──────── Supplied data
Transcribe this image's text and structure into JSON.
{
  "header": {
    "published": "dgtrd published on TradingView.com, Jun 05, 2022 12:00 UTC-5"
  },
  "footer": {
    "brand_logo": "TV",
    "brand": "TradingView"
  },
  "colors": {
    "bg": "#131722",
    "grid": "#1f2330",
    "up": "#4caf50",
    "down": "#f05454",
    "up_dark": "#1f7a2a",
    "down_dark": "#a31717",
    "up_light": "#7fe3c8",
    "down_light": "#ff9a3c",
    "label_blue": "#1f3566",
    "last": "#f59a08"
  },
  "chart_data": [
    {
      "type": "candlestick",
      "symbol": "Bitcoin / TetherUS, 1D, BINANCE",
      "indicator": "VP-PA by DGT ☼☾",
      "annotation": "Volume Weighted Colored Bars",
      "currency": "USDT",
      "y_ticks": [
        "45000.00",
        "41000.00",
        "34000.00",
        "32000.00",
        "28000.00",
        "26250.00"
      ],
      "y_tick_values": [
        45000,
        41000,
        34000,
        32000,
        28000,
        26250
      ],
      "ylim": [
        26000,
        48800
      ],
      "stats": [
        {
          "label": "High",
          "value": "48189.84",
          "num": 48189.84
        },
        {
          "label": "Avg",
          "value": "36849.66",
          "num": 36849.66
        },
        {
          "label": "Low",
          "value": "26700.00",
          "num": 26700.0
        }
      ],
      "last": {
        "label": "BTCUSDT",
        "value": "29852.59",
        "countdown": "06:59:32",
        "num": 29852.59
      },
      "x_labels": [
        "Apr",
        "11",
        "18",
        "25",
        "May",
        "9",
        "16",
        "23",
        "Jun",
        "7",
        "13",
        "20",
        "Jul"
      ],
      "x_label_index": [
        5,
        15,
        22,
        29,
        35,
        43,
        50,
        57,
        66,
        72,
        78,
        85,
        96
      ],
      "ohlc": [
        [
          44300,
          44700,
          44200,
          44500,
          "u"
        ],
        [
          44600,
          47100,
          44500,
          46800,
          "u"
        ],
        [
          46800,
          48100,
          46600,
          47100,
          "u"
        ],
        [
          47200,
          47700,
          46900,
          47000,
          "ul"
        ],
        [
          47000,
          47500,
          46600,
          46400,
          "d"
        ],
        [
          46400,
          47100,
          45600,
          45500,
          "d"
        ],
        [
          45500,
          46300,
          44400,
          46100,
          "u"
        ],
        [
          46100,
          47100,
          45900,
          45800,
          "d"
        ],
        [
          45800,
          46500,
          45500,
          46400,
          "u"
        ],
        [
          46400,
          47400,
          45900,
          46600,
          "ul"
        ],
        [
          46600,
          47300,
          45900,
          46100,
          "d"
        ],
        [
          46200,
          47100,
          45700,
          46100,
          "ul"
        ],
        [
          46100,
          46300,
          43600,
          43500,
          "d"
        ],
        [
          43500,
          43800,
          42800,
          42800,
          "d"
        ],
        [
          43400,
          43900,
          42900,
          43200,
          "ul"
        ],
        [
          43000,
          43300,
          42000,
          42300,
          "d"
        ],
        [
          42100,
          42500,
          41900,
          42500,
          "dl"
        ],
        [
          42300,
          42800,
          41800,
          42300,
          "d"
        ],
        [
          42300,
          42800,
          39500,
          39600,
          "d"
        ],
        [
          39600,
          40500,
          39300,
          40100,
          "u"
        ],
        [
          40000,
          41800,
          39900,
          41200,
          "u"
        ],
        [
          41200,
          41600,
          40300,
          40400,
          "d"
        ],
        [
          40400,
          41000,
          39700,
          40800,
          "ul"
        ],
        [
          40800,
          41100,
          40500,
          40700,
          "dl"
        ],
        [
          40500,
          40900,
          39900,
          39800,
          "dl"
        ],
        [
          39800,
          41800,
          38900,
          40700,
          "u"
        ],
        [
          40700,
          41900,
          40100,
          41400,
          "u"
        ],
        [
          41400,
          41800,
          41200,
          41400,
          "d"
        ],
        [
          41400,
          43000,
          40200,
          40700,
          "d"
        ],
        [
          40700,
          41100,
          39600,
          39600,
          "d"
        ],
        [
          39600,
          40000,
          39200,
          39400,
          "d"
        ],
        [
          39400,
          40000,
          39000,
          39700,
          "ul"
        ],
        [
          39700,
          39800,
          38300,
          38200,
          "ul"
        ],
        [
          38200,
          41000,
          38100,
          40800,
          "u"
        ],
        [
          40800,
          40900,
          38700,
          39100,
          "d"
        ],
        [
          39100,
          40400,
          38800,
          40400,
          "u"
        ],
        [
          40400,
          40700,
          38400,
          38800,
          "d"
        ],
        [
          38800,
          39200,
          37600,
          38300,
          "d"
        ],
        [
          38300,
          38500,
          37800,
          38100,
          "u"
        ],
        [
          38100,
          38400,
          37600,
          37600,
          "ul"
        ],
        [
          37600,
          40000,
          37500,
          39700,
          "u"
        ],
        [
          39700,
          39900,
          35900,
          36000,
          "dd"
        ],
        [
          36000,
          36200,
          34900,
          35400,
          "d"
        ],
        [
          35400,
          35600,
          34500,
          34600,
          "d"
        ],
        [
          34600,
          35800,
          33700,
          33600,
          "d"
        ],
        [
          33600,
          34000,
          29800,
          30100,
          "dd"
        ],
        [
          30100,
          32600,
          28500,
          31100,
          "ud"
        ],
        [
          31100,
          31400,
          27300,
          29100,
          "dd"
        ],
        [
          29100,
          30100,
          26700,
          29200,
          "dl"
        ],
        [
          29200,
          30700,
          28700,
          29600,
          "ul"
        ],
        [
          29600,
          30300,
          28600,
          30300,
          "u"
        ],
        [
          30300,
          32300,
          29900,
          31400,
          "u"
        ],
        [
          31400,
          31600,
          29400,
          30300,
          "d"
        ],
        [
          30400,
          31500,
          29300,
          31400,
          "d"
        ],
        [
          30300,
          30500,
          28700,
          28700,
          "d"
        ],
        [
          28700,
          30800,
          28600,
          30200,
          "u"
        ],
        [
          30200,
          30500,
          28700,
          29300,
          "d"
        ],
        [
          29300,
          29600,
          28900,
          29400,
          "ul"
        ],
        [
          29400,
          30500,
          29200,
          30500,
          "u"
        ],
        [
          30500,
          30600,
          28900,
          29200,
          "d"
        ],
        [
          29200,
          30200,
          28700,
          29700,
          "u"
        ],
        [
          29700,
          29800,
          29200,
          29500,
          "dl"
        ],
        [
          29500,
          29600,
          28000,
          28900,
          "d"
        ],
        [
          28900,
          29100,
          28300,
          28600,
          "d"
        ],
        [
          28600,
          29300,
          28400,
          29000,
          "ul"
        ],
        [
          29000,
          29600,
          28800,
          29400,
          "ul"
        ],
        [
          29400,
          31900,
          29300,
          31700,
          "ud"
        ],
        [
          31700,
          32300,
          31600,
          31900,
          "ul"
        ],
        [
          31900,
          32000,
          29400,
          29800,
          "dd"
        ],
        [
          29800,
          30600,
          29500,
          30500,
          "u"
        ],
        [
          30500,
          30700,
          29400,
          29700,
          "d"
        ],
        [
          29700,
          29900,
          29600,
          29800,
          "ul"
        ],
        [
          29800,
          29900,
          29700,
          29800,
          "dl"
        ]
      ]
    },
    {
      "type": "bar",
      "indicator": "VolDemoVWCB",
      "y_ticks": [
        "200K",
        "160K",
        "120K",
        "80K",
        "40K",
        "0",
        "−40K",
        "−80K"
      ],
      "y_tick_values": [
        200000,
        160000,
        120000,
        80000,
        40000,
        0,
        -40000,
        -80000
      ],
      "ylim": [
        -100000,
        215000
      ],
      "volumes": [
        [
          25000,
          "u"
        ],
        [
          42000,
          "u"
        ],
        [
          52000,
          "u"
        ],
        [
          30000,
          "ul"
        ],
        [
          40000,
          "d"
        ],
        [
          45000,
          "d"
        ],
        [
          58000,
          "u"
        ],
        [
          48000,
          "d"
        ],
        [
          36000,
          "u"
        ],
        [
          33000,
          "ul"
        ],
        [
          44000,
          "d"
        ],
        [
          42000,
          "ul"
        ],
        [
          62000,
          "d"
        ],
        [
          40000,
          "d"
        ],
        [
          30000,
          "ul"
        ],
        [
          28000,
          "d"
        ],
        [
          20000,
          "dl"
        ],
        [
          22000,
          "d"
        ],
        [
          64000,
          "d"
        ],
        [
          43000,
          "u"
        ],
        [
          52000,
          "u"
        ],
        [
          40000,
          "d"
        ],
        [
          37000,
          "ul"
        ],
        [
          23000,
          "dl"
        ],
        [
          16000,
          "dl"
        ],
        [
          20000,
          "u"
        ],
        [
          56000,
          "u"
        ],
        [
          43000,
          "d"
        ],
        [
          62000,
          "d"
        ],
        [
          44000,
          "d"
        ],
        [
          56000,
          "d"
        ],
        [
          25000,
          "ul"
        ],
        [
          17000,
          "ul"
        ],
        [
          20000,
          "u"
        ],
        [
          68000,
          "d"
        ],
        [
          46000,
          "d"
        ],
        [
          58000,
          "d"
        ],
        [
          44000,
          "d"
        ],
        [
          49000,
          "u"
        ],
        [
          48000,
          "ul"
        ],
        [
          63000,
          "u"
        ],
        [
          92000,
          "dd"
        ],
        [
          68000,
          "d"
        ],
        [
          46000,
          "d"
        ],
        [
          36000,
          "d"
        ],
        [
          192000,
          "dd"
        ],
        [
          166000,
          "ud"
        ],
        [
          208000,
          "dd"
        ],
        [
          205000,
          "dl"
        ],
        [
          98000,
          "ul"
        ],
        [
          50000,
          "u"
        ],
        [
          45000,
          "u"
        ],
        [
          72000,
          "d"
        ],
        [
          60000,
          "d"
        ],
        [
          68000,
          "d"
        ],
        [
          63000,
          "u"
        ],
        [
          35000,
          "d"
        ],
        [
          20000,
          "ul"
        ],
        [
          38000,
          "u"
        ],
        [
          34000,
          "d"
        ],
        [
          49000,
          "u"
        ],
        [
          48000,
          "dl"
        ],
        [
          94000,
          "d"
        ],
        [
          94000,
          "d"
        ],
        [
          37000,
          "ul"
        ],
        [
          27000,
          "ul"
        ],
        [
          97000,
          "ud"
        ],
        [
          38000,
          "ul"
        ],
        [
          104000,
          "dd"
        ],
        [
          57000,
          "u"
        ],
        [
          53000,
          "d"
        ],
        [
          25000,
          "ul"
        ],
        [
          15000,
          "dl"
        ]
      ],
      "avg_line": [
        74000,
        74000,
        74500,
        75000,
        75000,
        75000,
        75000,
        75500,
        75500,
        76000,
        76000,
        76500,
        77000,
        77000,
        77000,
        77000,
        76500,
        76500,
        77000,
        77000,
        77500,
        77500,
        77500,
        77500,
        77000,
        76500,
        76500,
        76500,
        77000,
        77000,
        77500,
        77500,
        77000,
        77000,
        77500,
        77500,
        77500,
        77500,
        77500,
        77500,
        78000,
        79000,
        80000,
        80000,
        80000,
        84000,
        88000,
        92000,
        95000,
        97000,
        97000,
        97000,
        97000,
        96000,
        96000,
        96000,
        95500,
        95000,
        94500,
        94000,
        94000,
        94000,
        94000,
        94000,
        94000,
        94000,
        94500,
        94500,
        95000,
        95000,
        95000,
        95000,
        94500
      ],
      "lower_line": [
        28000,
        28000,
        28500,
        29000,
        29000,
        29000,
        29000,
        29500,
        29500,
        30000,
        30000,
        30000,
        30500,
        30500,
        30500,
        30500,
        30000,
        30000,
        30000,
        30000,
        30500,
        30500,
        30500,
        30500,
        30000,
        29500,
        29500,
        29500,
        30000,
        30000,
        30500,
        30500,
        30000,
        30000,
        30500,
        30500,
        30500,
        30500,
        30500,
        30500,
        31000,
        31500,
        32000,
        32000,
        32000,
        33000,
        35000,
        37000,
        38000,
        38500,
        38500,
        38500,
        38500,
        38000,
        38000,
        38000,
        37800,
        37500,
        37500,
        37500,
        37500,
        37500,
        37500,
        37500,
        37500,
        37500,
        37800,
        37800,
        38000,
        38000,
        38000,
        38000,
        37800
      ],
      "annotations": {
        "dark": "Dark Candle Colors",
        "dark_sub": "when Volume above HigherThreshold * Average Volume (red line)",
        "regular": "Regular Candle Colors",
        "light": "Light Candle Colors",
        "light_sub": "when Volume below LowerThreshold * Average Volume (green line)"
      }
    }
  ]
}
────────────────
Short problem:
Search the records for the word "when", then list every line that has it.

Solution to this task:
        "dark_sub": "when Volume above HigherThreshold * Average Volume (red line)",
        "light_sub": "when Volume below LowerThreshold * Average Volume (green line)"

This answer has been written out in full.